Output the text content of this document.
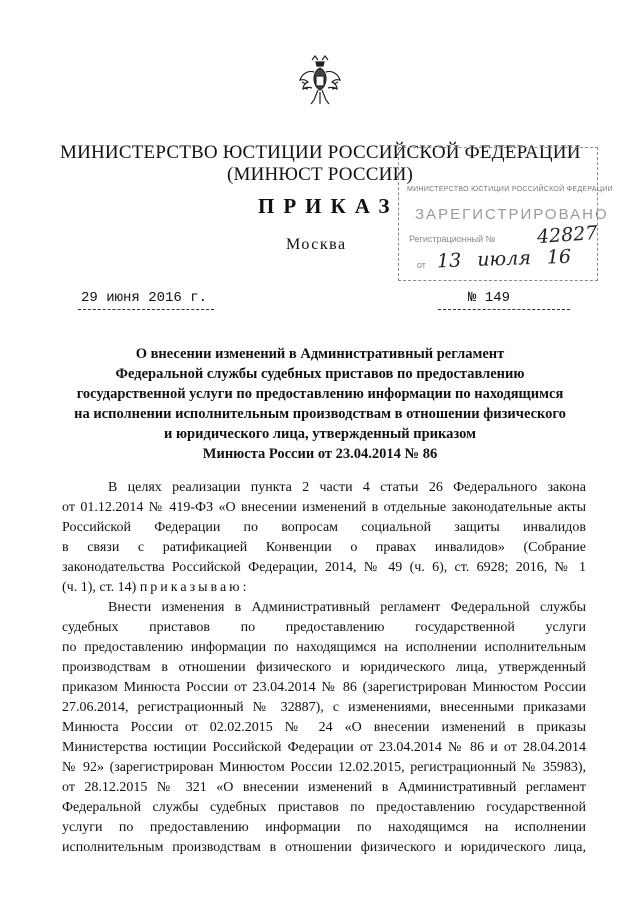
МИНИСТЕРСТВО ЮСТИЦИИ РОССИЙСКОЙ ФЕДЕРАЦИИ
(МИНЮСТ РОССИИ)
ПРИКАЗ
Москва
МИНИСТЕРСТВО ЮСТИЦИИ РОССИЙСКОЙ ФЕДЕРАЦИИ
ЗАРЕГИСТРИРОВАНО
Регистрационный № 42827
от 13 июля 16
29 июня 2016 г.	№ 149
О внесении изменений в Административный регламент
Федеральной службы судебных приставов по предоставлению
государственной услуги по предоставлению информации по находящимся
на исполнении исполнительным производствам в отношении физического
и юридического лица, утвержденный приказом
Минюста России от 23.04.2014 № 86
В целях реализации пункта 2 части 4 статьи 26 Федерального закона
от 01.12.2014 № 419-ФЗ «О внесении изменений в отдельные законодательные акты
Российской Федерации по вопросам социальной защиты инвалидов
в связи с ратификацией Конвенции о правах инвалидов» (Собрание
законодательства Российской Федерации, 2014, № 49 (ч. 6), ст. 6928; 2016, № 1
(ч. 1), ст. 14) приказываю:
Внести изменения в Административный регламент Федеральной службы
судебных приставов по предоставлению государственной услуги
по предоставлению информации по находящимся на исполнении исполнительным
производствам в отношении физического и юридического лица, утвержденный
приказом Минюста России от 23.04.2014 № 86 (зарегистрирован Минюстом России
27.06.2014, регистрационный № 32887), с изменениями, внесенными приказами
Минюста России от 02.02.2015 № 24 «О внесении изменений в приказы
Министерства юстиции Российской Федерации от 23.04.2014 № 86 и от 28.04.2014
№ 92» (зарегистрирован Минюстом России 12.02.2015, регистрационный № 35983),
от 28.12.2015 № 321 «О внесении изменений в Административный регламент
Федеральной службы судебных приставов по предоставлению государственной
услуги по предоставлению информации по находящимся на исполнении
исполнительным производствам в отношении физического и юридического лица,
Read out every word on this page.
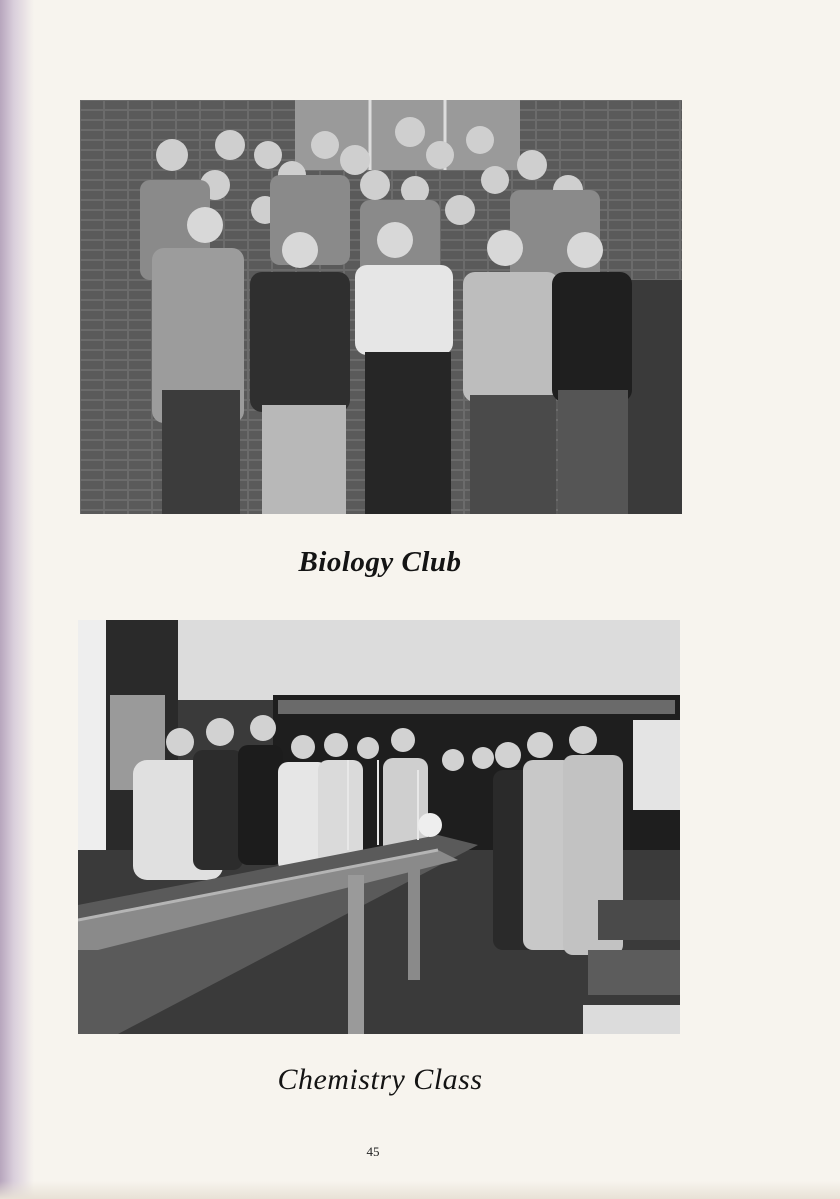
Biology Club
Chemistry Class
45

§

_TASK_
Without the pictures, output the full listing exactly as it stands.

_TASK RESPONSE_
Output the text content of this document.
МИНИСТЕРСТВО ЮСТИЦИИ РОССИЙСКОЙ ФЕДЕРАЦИИ
(МИНЮСТ РОССИИ)
ПРИКАЗ
Москва
МИНИСТЕРСТВО ЮСТИЦИИ РОССИЙСКОЙ ФЕДЕРАЦИИ
ЗАРЕГИСТРИРОВАНО
Регистрационный № 42827
от 13 июля 16
29 июня 2016 г.	№ 149
О внесении изменений в Административный регламент
Федеральной службы судебных приставов по предоставлению
государственной услуги по предоставлению информации по находящимся
на исполнении исполнительным производствам в отношении физического
и юридического лица, утвержденный приказом
Минюста России от 23.04.2014 № 86
В целях реализации пункта 2 части 4 статьи 26 Федерального закона
от 01.12.2014 № 419-ФЗ «О внесении изменений в отдельные законодательные акты
Российской Федерации по вопросам социальной защиты инвалидов
в связи с ратификацией Конвенции о правах инвалидов» (Собрание
законодательства Российской Федерации, 2014, № 49 (ч. 6), ст. 6928; 2016, № 1
(ч. 1), ст. 14) приказываю:
Внести изменения в Административный регламент Федеральной службы
судебных приставов по предоставлению государственной услуги
по предоставлению информации по находящимся на исполнении исполнительным
производствам в отношении физического и юридического лица, утвержденный
приказом Минюста России от 23.04.2014 № 86 (зарегистрирован Минюстом России
27.06.2014, регистрационный № 32887), с изменениями, внесенными приказами
Минюста России от 02.02.2015 № 24 «О внесении изменений в приказы
Министерства юстиции Российской Федерации от 23.04.2014 № 86 и от 28.04.2014
№ 92» (зарегистрирован Минюстом России 12.02.2015, регистрационный № 35983),
от 28.12.2015 № 321 «О внесении изменений в Административный регламент
Федеральной службы судебных приставов по предоставлению государственной
услуги по предоставлению информации по находящимся на исполнении
исполнительным производствам в отношении физического и юридического лица,
Read out every word on this page.
Biology Club
Chemistry Class
45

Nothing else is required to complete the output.